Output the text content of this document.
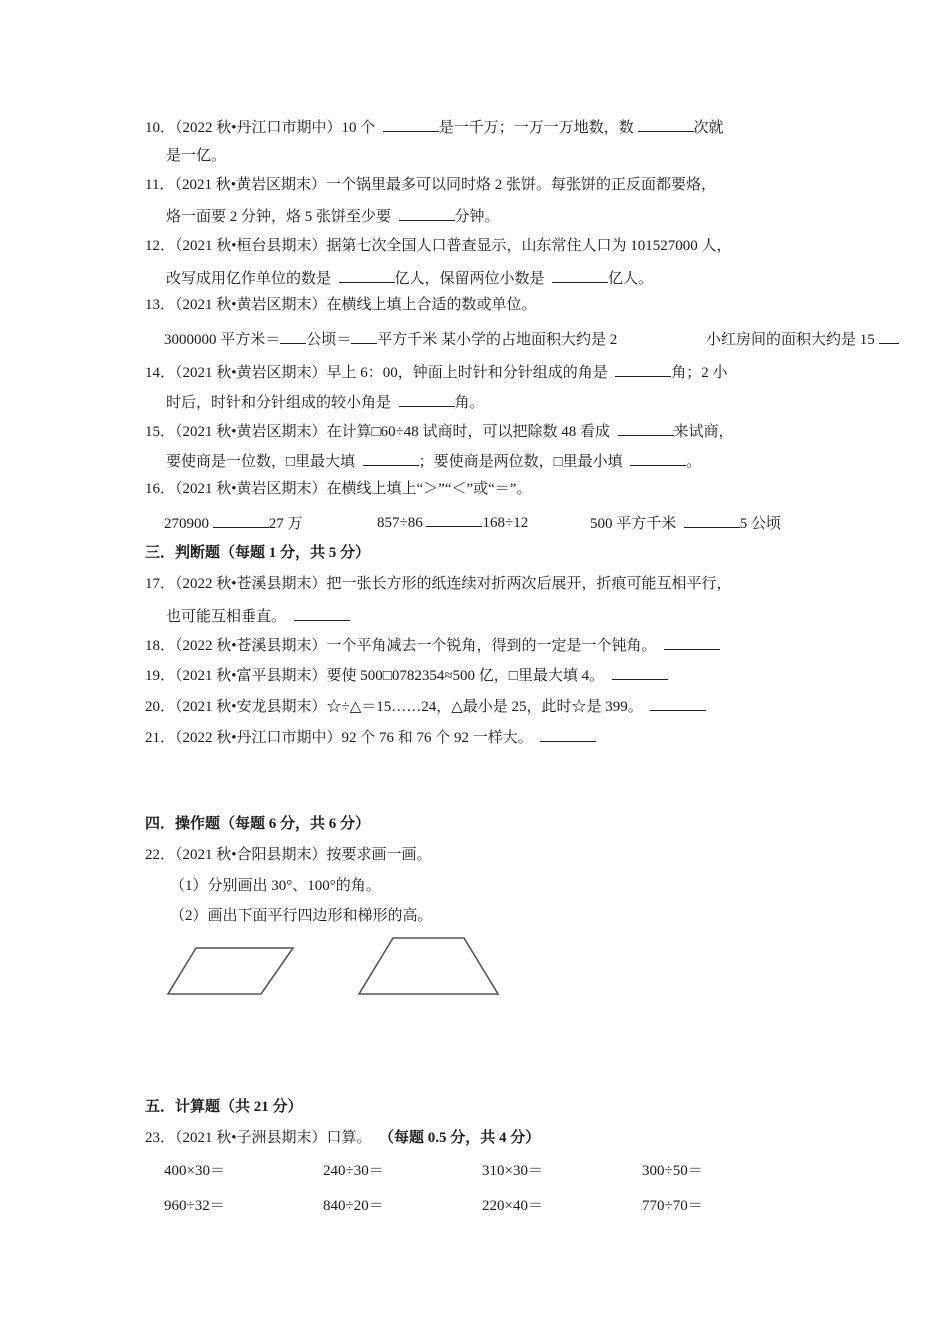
10．（2022 秋•丹江口市期中）10 个	是一千万；一万一万地数，数	次就
是一亿。
11．（2021 秋•黄岩区期末）一个锅里最多可以同时烙 2 张饼。每张饼的正反面都要烙，
烙一面要 2 分钟，烙 5 张饼至少要	分钟。
12．（2021 秋•桓台县期末）据第七次全国人口普查显示，山东常住人口为 101527000 人，
改写成用亿作单位的数是	亿人，保留两位小数是	亿人。
13．（2021 秋•黄岩区期末）在横线上填上合适的数或单位。
3000000 平方米＝ 公顷＝ 平方千米 某小学的占地面积大约是 2	小红房间的面积大约是 15
14．（2021 秋•黄岩区期末）早上 6：00，钟面上时针和分针组成的角是	角；2 小
时后，时针和分针组成的较小角是	角。
15．（2021 秋•黄岩区期末）在计算□60÷48 试商时，可以把除数 48 看成	来试商，
要使商是一位数，□里最大填	；要使商是两位数，□里最小填	。
16．（2021 秋•黄岩区期末）在横线上填上“＞”“＜”或“＝”。
270900	27 万	857÷86	168÷12	500 平方千米	5 公顷
三．判断题（每题 1 分，共 5 分）
17．（2022 秋•苍溪县期末）把一张长方形的纸连续对折两次后展开，折痕可能互相平行，
也可能互相垂直。
18．（2022 秋•苍溪县期末）一个平角减去一个锐角，得到的一定是一个钝角。
19．（2021 秋•富平县期末）要使 500□0782354≈500 亿，□里最大填 4。
20．（2021 秋•安龙县期末）☆÷△＝15……24，△最小是 25，此时☆是 399。
21．（2022 秋•丹江口市期中）92 个 76 和 76 个 92 一样大。
四．操作题（每题 6 分，共 6 分）
22．（2021 秋•合阳县期末）按要求画一画。
（1）分别画出 30°、100°的角。
（2）画出下面平行四边形和梯形的高。
五．计算题（共 21 分）
23．（2021 秋•子洲县期末）口算。 （每题 0.5 分，共 4 分）
400×30＝	240÷30＝	310×30＝	300÷50＝
960÷32＝	840÷20＝	220×40＝	770÷70＝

·····

▶ What to work on
In your copy of the records, include no pictures; repeat everything else exactly.

▶ Exercise output
Output the text content of this document.
10．（2022 秋•丹江口市期中）10 个	是一千万；一万一万地数，数	次就
是一亿。
11．（2021 秋•黄岩区期末）一个锅里最多可以同时烙 2 张饼。每张饼的正反面都要烙，
烙一面要 2 分钟，烙 5 张饼至少要	分钟。
12．（2021 秋•桓台县期末）据第七次全国人口普查显示，山东常住人口为 101527000 人，
改写成用亿作单位的数是	亿人，保留两位小数是	亿人。
13．（2021 秋•黄岩区期末）在横线上填上合适的数或单位。
3000000 平方米＝ 公顷＝ 平方千米 某小学的占地面积大约是 2	小红房间的面积大约是 15
14．（2021 秋•黄岩区期末）早上 6：00，钟面上时针和分针组成的角是	角；2 小
时后，时针和分针组成的较小角是	角。
15．（2021 秋•黄岩区期末）在计算□60÷48 试商时，可以把除数 48 看成	来试商，
要使商是一位数，□里最大填	；要使商是两位数，□里最小填	。
16．（2021 秋•黄岩区期末）在横线上填上“＞”“＜”或“＝”。
270900	27 万	857÷86	168÷12	500 平方千米	5 公顷
三．判断题（每题 1 分，共 5 分）
17．（2022 秋•苍溪县期末）把一张长方形的纸连续对折两次后展开，折痕可能互相平行，
也可能互相垂直。
18．（2022 秋•苍溪县期末）一个平角减去一个锐角，得到的一定是一个钝角。
19．（2021 秋•富平县期末）要使 500□0782354≈500 亿，□里最大填 4。
20．（2021 秋•安龙县期末）☆÷△＝15……24，△最小是 25，此时☆是 399。
21．（2022 秋•丹江口市期中）92 个 76 和 76 个 92 一样大。
四．操作题（每题 6 分，共 6 分）
22．（2021 秋•合阳县期末）按要求画一画。
（1）分别画出 30°、100°的角。
（2）画出下面平行四边形和梯形的高。
五．计算题（共 21 分）
23．（2021 秋•子洲县期末）口算。 （每题 0.5 分，共 4 分）
400×30＝	240÷30＝	310×30＝	300÷50＝
960÷32＝	840÷20＝	220×40＝	770÷70＝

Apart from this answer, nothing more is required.